> YOUR INSTRUCTIONS
Show every line containing "green" by copying it.

> GIVEN ENTRIES
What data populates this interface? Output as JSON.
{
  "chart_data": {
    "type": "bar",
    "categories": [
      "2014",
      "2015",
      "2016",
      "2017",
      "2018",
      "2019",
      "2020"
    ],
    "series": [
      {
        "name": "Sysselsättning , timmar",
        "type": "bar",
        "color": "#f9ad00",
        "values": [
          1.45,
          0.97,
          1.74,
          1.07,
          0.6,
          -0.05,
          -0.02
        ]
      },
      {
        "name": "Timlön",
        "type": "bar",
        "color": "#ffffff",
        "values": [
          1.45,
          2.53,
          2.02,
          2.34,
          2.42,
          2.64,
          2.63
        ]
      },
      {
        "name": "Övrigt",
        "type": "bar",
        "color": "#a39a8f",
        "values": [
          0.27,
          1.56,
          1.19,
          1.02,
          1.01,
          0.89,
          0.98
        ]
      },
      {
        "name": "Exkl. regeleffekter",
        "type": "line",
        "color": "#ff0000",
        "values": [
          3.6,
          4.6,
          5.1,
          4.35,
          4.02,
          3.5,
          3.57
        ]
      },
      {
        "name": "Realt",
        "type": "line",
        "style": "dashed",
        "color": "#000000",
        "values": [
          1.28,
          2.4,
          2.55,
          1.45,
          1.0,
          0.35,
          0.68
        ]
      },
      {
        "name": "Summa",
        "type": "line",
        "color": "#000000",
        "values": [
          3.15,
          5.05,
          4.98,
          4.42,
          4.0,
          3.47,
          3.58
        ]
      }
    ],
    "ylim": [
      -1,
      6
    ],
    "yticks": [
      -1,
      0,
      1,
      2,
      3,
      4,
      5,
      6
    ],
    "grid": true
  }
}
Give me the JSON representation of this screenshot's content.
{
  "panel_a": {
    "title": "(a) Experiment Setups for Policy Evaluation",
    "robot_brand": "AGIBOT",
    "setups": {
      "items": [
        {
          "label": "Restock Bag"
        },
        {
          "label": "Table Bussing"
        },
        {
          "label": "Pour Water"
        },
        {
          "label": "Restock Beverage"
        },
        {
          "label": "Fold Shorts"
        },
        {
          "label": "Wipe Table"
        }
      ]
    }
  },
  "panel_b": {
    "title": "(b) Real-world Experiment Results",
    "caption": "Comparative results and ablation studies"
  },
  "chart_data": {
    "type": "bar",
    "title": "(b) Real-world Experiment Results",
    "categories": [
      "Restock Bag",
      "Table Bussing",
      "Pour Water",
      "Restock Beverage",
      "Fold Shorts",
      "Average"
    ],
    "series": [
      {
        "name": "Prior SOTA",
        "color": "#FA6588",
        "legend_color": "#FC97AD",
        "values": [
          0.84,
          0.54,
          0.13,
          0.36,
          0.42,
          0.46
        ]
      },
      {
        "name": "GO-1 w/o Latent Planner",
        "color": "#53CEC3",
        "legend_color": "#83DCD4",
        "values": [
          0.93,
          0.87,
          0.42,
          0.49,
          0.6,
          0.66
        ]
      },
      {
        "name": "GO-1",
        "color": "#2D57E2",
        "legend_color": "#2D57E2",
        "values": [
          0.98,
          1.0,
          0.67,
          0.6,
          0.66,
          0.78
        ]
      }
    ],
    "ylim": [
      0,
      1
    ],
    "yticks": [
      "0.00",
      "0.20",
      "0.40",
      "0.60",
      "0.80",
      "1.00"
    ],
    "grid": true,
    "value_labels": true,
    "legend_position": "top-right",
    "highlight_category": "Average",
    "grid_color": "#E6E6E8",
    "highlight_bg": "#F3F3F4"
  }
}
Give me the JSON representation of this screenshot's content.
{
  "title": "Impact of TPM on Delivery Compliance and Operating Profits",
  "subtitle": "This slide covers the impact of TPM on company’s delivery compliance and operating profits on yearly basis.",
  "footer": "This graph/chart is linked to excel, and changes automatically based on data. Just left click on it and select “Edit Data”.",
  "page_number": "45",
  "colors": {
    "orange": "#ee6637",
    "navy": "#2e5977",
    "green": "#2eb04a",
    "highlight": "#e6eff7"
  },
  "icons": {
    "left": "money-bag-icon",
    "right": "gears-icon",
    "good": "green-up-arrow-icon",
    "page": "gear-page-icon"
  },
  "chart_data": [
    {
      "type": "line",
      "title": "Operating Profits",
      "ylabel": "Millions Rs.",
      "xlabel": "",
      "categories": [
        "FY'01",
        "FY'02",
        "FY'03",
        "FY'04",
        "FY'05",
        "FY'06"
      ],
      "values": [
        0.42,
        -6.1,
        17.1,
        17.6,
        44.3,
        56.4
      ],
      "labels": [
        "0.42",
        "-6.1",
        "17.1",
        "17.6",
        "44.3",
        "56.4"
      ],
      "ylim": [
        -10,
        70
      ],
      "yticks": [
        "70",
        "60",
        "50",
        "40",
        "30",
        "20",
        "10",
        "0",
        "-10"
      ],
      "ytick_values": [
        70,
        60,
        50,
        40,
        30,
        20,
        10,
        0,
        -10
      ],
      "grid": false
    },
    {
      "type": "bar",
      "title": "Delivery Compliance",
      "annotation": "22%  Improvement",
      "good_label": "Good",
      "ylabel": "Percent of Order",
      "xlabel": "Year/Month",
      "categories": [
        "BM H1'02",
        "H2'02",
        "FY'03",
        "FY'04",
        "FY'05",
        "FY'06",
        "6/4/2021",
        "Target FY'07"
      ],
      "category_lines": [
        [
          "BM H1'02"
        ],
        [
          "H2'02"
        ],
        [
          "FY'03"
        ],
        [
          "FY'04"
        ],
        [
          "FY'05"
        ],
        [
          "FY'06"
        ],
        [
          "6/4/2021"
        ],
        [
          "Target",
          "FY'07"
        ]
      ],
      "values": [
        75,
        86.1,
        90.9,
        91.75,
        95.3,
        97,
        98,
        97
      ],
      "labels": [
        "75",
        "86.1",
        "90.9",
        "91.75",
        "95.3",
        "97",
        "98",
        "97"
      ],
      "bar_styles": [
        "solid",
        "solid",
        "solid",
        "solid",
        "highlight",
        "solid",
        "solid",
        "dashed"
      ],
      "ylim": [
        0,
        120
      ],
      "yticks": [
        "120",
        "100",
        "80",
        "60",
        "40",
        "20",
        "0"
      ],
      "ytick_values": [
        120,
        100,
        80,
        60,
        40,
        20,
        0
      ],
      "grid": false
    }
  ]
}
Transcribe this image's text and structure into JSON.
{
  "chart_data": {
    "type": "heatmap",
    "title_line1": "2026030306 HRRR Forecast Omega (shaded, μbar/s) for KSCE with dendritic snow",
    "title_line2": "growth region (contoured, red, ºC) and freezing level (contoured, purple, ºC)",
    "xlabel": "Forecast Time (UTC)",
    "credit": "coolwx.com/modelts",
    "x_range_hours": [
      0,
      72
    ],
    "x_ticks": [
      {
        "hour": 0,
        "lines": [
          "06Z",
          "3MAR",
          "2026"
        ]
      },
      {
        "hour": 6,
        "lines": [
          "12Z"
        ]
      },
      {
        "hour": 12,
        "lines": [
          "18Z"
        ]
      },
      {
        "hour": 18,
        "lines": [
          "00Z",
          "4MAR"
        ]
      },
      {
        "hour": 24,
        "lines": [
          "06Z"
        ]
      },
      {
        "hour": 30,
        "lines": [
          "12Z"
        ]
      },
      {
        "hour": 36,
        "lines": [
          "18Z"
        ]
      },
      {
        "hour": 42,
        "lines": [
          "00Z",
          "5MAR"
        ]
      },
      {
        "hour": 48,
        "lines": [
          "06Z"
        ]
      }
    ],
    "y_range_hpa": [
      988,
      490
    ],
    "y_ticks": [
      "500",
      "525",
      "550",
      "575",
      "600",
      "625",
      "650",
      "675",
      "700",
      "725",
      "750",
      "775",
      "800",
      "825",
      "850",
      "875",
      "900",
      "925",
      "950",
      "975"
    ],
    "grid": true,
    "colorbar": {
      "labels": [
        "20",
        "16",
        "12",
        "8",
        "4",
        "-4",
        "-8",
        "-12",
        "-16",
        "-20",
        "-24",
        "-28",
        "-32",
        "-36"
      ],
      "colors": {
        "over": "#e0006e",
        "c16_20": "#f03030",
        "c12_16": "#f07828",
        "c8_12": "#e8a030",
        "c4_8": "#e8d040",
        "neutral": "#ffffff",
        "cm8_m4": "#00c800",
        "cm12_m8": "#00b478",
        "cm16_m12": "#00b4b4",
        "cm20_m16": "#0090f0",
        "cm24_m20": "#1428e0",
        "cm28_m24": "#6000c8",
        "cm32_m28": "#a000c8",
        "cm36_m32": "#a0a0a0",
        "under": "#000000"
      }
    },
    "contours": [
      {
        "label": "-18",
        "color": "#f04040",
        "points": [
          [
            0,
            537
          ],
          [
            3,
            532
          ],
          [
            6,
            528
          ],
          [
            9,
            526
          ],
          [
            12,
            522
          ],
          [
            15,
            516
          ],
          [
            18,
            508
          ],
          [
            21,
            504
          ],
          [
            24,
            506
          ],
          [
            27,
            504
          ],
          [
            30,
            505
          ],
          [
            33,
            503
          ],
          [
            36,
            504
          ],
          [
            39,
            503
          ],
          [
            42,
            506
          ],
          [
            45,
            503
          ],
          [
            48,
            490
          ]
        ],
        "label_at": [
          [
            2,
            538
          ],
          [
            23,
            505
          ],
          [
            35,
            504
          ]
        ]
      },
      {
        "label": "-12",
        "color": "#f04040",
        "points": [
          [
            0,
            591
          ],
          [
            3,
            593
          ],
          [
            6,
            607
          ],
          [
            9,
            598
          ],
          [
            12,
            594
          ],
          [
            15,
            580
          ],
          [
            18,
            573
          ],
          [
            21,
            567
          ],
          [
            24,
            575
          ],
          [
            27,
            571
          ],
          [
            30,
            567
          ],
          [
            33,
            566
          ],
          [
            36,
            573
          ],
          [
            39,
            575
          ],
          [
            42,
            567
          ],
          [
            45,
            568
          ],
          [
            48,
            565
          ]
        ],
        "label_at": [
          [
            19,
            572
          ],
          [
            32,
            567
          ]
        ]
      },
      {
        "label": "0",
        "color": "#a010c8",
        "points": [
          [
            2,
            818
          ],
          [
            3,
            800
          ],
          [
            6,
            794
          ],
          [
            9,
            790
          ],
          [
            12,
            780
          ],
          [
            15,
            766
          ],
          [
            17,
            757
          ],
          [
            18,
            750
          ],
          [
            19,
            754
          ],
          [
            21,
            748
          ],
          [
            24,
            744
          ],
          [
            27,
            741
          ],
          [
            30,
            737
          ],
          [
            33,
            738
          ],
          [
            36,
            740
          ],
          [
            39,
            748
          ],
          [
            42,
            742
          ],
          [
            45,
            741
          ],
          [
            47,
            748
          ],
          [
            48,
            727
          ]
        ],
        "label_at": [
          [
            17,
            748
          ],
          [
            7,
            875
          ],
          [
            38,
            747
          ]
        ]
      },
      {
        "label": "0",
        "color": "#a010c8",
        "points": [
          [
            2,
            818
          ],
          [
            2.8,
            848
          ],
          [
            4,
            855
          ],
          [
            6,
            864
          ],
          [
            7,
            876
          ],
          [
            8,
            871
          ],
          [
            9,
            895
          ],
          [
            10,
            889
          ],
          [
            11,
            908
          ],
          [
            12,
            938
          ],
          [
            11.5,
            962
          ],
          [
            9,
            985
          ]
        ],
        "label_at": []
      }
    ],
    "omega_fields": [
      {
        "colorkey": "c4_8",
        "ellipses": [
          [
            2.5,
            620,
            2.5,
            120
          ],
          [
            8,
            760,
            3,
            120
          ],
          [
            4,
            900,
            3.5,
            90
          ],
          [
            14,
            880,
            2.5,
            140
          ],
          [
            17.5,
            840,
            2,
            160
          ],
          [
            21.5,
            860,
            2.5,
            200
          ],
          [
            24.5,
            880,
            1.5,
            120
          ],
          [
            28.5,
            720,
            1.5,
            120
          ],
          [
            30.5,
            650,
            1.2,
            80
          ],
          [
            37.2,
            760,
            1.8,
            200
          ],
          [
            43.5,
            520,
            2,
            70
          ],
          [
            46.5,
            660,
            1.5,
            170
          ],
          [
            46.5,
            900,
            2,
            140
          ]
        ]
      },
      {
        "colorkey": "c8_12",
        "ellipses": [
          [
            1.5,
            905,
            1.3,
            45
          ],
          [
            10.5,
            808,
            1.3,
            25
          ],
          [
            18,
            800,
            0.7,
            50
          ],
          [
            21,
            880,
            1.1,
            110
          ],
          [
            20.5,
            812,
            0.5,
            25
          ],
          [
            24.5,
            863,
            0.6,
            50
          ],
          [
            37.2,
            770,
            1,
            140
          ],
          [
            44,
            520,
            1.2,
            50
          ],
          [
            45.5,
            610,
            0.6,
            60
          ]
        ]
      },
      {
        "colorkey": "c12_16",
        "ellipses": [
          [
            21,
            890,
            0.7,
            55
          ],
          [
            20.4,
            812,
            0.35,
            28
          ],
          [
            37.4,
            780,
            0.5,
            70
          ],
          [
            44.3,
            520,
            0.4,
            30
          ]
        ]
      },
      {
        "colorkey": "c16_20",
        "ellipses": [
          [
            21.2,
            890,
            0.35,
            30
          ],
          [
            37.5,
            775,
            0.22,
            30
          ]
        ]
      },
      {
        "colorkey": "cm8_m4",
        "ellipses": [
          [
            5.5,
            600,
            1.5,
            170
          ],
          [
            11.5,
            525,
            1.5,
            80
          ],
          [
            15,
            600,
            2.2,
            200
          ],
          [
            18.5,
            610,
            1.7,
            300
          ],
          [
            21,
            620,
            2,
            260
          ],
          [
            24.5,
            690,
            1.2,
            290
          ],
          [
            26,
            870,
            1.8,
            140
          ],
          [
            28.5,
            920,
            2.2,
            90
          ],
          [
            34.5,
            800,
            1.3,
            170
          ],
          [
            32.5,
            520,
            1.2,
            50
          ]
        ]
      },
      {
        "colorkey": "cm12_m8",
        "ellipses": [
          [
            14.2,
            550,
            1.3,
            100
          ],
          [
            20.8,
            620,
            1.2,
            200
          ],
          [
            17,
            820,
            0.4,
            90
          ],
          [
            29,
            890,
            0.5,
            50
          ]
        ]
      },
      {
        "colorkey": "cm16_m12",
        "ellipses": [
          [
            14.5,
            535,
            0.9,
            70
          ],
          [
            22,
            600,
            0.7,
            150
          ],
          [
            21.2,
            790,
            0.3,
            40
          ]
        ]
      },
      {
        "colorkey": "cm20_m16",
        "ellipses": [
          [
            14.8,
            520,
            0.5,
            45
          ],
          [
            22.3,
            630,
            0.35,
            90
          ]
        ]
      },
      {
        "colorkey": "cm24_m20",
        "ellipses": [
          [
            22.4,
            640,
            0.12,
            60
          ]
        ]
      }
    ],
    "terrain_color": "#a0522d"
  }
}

> TASK OUTPUT
    "green": "#2eb04a",
    "good": "green-up-arrow-icon",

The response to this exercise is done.